*DIRECTIONS FOR THIS TASK*
Copy each line of the entries beneath that contains the word "name".

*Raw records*
☆ ☆ ☆ ☆ ☆

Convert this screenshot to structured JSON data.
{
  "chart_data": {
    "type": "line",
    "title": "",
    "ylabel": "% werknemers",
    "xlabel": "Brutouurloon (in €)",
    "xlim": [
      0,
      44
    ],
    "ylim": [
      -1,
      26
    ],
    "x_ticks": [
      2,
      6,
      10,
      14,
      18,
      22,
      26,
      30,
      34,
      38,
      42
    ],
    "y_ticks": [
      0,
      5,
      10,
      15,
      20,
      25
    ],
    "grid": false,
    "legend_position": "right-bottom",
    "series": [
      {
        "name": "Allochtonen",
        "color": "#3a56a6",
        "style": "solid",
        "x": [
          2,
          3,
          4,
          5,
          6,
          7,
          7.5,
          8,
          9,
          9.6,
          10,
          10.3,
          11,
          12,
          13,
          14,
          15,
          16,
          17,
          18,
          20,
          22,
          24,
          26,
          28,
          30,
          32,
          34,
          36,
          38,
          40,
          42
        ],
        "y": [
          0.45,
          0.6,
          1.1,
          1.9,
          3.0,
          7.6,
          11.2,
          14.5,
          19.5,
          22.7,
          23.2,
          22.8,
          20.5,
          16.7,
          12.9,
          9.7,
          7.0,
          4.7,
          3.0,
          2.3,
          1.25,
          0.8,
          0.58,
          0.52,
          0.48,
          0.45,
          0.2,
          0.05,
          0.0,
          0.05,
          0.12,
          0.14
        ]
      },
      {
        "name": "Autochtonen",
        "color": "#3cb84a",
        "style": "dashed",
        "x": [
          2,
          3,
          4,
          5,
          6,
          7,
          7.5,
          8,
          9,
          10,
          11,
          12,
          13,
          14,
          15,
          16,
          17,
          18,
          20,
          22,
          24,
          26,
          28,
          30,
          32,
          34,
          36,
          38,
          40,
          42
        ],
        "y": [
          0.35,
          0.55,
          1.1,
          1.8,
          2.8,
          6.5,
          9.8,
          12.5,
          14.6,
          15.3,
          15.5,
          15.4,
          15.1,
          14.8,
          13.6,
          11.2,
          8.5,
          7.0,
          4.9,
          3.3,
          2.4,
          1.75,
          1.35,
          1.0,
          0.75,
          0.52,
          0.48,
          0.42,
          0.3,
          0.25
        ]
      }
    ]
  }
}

☆ ☆ ☆ ☆ ☆

*WRITTEN SOLUTION*
        "name": "Allochtonen",
        "name": "Autochtonen",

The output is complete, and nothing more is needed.